===== ARTICLE

Students play the role of tour guides who recruit others for a canoe trip down one of the Canadian Heritage Rivers located in Canada's North. The recruitment effort involves preparing a poster, a speech or a brochure.
Internet access, art supplies
Canada's northward-flowing rivers are diverse and numerous. Many begin far to the south and travel through several terrestrial ecozones before spilling into the ocean. For example:
- In the west, mountain glaciers feed the Athabasca and Peace rivers that wind through the rolling, forested boreal plains to Lake Athabasca. From there, the waters flow to Great Slave Lake and the Mackenzie River system, passing through wide valleys they've carved into the taiga plains on their way to the coast.
- In Central Canada, the South Saskatchewan River passes through relatively flat prairies and forested boreal plains where it joins the North Saskatchewan River. The waters eventually flow from Lake Winnipeg as the Nelson River, crossing the hills of the boreal shield and the low-lying Hudson plains before reaching Hudson Bay.
- Dozens of river systems in Ontario and Quebec cascade northward through the rocky, heavily-treed boreal shield to traverse the flat, open Hudson plains to Hudson or James Bay or to tumble across the taiga shield to Ungava Bay.
These freshwater systems have several features in common:
- They begin as springs, glaciers, wetlands, lakes and streams, gradually growing in size as they collect waters that drain from the surrounding lands.
- They create relatively fertile valleys where life can be generally more abundant and diverse. They carry dissolved nutrients from the surrounding lands, which give life to food webs in rivers and oceans.
- They attract human settlement and development, even in remote locations. Some communities are home to people who live traditional lifestyles. Most have limited resources for sewage treatment and waste disposal.

==========

* [GIVEN TASK A]: Please reproduce the listing's lines verbatim, from its first line through the line containing "total-2018: 190 969".
The river lesson has no connection to the listing that comes after it.

===== MATERIALS PROVIDED

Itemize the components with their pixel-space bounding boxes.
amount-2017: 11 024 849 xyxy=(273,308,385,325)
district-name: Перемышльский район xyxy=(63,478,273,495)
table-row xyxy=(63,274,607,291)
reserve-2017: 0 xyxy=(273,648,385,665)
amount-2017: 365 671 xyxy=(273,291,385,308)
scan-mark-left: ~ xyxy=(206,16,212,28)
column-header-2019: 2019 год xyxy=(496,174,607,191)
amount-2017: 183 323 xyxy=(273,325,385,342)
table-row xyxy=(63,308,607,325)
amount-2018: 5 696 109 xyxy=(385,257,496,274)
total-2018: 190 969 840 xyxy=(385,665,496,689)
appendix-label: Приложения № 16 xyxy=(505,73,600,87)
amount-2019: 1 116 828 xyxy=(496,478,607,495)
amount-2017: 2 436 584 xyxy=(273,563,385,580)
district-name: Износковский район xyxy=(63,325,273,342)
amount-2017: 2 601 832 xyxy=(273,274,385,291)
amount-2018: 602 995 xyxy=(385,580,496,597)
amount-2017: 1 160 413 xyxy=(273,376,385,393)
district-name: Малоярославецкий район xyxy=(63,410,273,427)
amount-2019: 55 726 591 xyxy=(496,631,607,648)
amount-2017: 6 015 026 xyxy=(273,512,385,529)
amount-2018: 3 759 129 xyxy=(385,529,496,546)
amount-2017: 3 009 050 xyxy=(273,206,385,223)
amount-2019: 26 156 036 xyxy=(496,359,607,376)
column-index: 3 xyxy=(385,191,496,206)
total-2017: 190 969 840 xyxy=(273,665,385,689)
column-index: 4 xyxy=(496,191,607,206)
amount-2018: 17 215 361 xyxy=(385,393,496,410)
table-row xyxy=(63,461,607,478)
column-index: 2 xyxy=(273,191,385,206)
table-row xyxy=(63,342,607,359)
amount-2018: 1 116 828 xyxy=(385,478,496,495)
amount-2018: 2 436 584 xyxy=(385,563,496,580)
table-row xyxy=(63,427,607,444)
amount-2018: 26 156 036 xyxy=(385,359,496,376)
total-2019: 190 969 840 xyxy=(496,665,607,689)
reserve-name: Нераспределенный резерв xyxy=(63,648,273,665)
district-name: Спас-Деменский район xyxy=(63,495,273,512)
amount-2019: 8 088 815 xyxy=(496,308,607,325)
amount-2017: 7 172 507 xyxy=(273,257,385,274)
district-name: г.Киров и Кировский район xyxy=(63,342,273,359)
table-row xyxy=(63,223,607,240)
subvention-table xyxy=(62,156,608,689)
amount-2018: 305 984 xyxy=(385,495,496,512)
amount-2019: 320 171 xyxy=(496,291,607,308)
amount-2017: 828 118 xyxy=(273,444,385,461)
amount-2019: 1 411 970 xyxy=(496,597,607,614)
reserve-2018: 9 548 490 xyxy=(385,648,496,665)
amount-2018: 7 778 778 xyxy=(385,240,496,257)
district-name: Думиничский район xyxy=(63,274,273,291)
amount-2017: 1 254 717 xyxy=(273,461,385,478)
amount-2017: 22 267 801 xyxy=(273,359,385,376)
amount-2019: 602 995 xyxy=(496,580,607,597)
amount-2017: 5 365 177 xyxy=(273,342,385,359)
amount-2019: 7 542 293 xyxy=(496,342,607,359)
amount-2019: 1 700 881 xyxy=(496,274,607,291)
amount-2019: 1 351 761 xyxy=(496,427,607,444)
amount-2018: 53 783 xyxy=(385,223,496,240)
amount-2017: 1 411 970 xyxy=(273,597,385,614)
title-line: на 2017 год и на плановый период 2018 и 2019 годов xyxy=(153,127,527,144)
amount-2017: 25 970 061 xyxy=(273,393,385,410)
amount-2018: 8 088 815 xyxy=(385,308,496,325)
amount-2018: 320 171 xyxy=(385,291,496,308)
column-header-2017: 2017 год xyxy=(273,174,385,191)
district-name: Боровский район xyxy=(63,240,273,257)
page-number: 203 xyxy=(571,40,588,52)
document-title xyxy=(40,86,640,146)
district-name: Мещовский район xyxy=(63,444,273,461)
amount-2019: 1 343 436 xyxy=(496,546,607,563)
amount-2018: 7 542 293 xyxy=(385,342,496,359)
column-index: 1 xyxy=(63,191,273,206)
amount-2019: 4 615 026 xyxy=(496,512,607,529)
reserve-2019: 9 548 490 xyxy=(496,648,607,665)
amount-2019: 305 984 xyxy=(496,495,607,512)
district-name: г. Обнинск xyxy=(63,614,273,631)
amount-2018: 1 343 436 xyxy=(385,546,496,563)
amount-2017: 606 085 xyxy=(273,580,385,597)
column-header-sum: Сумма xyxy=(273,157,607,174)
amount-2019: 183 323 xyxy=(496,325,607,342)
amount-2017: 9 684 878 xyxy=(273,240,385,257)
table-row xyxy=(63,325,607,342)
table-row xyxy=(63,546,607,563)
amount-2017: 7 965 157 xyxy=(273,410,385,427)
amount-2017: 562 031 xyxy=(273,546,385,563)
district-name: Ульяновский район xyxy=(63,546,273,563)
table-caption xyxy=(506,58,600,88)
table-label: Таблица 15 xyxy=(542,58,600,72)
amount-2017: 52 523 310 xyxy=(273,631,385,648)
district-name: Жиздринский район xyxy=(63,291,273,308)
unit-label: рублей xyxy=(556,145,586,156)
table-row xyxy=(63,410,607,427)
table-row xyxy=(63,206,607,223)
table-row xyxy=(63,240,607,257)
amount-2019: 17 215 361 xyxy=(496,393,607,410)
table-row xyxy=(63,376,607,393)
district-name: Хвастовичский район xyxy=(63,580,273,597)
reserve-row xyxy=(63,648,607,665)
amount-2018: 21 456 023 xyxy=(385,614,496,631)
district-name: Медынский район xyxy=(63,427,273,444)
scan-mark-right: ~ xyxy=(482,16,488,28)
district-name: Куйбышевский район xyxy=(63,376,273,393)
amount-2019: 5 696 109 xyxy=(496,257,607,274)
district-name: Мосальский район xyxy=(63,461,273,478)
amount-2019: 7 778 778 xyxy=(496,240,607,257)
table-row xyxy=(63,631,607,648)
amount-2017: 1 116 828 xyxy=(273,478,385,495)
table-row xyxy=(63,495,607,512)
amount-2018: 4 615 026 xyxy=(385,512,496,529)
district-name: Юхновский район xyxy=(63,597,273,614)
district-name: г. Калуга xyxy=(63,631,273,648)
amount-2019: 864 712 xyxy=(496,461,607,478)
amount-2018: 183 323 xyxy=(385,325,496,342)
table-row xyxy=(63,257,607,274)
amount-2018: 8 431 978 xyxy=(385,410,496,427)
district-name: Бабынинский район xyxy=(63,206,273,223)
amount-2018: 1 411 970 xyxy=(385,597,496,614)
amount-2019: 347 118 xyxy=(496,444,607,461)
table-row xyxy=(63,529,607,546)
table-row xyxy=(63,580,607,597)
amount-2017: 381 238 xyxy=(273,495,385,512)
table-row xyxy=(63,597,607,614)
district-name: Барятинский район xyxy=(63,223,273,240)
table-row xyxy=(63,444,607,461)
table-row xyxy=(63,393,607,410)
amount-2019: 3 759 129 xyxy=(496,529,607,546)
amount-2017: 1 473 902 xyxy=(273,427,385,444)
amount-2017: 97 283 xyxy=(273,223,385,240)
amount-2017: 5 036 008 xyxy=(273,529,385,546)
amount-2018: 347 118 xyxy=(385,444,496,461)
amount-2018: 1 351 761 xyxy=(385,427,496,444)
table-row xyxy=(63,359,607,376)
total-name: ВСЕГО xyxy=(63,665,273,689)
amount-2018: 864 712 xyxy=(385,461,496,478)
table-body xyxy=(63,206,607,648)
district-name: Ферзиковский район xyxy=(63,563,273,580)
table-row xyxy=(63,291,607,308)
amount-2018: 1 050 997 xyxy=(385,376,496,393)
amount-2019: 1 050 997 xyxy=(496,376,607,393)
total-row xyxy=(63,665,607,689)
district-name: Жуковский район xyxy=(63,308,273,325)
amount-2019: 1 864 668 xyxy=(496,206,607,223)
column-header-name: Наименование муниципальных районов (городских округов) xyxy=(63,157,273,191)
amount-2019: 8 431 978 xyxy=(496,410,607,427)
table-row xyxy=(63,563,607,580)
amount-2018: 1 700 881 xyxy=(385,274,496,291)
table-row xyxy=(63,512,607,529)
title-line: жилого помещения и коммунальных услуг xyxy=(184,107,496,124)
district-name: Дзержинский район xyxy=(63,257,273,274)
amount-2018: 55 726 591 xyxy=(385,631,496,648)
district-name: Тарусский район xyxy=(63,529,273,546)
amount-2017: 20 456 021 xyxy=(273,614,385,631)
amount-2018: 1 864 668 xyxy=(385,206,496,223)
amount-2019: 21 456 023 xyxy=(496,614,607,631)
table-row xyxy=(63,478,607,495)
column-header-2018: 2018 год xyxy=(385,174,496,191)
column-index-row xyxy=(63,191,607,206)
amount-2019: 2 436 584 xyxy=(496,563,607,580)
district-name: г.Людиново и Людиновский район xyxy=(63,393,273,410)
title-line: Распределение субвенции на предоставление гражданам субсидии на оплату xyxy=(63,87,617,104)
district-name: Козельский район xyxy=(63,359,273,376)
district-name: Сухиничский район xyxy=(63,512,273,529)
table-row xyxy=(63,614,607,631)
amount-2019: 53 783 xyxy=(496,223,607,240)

==========

* [GIVEN TASK B]: Turn the paragraph of the river lesson beginning "In the west, mountain glaciers feed" into a short list that keeps its main facts.

* [FULL OUTPUT A]:
Itemize the components with their pixel-space bounding boxes.
amount-2017: 11 024 849 xyxy=(273,308,385,325)
district-name: Перемышльский район xyxy=(63,478,273,495)
table-row xyxy=(63,274,607,291)
reserve-2017: 0 xyxy=(273,648,385,665)
amount-2017: 365 671 xyxy=(273,291,385,308)
scan-mark-left: ~ xyxy=(206,16,212,28)
column-header-2019: 2019 год xyxy=(496,174,607,191)
amount-2017: 183 323 xyxy=(273,325,385,342)
table-row xyxy=(63,308,607,325)
amount-2018: 5 696 109 xyxy=(385,257,496,274)
total-2018: 190 969 840 xyxy=(385,665,496,689)

* [FULL OUTPUT B]:
- Mountain glaciers in the west feed the Athabasca and Peace rivers.
- These rivers wind through the rolling, forested boreal plains to Lake Athabasca.
- From there, the waters flow to Great Slave Lake and the Mackenzie River system.
- On the way to the coast, they pass through wide valleys they have carved into the taiga plains.